:: What the task requires ::
Start at the line containing "What text is on this page?" and transcribe every line exactly through the end of the records below, and only those lines.

[start of Dataset]

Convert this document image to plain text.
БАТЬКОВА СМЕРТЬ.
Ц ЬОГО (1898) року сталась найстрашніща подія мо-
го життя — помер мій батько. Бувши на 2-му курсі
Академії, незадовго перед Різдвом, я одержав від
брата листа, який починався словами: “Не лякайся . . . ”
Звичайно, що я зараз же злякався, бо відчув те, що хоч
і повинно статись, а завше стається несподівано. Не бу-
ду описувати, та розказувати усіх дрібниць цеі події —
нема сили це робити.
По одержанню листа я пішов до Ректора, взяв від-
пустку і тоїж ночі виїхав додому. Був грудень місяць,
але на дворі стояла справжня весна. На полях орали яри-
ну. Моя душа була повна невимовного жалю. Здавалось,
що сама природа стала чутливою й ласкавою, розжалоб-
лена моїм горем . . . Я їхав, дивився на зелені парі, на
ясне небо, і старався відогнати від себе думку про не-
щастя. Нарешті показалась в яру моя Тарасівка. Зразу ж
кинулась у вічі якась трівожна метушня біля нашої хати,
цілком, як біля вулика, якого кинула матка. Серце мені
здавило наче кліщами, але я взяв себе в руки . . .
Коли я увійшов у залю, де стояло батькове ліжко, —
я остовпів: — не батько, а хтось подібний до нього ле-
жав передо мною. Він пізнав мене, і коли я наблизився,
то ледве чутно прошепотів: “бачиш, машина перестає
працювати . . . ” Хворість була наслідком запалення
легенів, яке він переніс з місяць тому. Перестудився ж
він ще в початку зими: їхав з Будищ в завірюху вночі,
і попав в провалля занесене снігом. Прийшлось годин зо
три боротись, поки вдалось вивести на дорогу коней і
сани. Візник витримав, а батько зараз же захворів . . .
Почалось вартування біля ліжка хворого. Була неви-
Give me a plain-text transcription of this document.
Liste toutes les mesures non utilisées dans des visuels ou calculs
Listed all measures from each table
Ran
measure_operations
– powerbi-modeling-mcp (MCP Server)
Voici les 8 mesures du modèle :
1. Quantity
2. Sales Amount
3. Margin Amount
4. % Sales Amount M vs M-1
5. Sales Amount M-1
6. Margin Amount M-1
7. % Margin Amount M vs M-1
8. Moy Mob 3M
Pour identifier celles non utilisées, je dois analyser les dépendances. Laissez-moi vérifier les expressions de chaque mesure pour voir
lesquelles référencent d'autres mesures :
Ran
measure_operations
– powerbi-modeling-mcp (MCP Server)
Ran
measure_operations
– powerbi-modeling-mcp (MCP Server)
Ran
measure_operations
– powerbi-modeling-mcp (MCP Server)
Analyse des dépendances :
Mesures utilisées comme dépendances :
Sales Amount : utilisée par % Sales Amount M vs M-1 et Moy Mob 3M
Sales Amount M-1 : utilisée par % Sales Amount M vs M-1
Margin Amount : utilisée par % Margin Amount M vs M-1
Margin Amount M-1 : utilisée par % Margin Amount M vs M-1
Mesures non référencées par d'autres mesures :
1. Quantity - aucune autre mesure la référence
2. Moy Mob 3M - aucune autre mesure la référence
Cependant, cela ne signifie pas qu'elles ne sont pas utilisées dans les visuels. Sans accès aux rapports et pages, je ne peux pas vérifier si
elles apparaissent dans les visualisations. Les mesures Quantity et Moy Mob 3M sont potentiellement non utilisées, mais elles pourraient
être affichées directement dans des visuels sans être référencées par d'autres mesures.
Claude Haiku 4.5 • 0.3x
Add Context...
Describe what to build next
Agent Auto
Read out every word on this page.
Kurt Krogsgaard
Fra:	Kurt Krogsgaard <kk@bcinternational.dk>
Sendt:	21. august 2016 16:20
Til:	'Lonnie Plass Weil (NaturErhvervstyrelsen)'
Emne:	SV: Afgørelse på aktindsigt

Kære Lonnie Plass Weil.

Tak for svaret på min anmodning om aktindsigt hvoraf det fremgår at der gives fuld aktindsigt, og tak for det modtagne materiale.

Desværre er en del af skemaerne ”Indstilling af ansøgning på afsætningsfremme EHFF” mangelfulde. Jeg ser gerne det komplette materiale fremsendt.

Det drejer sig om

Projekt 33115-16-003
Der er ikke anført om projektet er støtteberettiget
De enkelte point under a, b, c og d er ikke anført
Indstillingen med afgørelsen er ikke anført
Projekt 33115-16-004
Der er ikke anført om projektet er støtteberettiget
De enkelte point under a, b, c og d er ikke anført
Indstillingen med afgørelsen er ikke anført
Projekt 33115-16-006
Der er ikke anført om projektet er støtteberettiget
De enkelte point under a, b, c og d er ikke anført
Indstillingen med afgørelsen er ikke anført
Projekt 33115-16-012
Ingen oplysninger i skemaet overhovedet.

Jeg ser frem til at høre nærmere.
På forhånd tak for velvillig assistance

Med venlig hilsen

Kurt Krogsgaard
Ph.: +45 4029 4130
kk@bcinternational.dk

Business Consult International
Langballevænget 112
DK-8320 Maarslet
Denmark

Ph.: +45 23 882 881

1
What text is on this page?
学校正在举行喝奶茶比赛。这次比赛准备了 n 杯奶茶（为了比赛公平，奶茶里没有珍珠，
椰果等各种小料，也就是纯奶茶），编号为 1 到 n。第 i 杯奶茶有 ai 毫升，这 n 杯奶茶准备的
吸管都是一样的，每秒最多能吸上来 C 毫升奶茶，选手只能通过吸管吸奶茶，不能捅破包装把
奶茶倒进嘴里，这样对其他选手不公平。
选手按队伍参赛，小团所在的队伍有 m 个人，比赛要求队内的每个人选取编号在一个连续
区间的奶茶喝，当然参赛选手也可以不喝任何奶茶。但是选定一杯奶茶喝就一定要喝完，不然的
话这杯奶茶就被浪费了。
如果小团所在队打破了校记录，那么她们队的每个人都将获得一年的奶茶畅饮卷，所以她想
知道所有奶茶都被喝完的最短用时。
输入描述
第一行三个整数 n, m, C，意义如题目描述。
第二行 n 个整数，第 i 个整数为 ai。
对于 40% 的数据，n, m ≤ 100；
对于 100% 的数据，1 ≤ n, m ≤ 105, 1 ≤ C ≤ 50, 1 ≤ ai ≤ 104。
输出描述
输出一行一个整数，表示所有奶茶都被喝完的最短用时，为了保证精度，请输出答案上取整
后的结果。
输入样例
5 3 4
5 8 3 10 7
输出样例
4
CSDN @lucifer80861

[end of Dataset]

:: The answer ::
What text is on this page?
学校正在举行喝奶茶比赛。这次比赛准备了 n 杯奶茶（为了比赛公平，奶茶里没有珍珠，
椰果等各种小料，也就是纯奶茶），编号为 1 到 n。第 i 杯奶茶有 ai 毫升，这 n 杯奶茶准备的
吸管都是一样的，每秒最多能吸上来 C 毫升奶茶，选手只能通过吸管吸奶茶，不能捅破包装把
奶茶倒进嘴里，这样对其他选手不公平。
选手按队伍参赛，小团所在的队伍有 m 个人，比赛要求队内的每个人选取编号在一个连续
区间的奶茶喝，当然参赛选手也可以不喝任何奶茶。但是选定一杯奶茶喝就一定要喝完，不然的
话这杯奶茶就被浪费了。
如果小团所在队打破了校记录，那么她们队的每个人都将获得一年的奶茶畅饮卷，所以她想
知道所有奶茶都被喝完的最短用时。
输入描述
第一行三个整数 n, m, C，意义如题目描述。
第二行 n 个整数，第 i 个整数为 ai。
对于 40% 的数据，n, m ≤ 100；
对于 100% 的数据，1 ≤ n, m ≤ 105, 1 ≤ C ≤ 50, 1 ≤ ai ≤ 104。
输出描述
输出一行一个整数，表示所有奶茶都被喝完的最短用时，为了保证精度，请输出答案上取整
后的结果。
输入样例
5 3 4
5 8 3 10 7
输出样例
4
CSDN @lucifer80861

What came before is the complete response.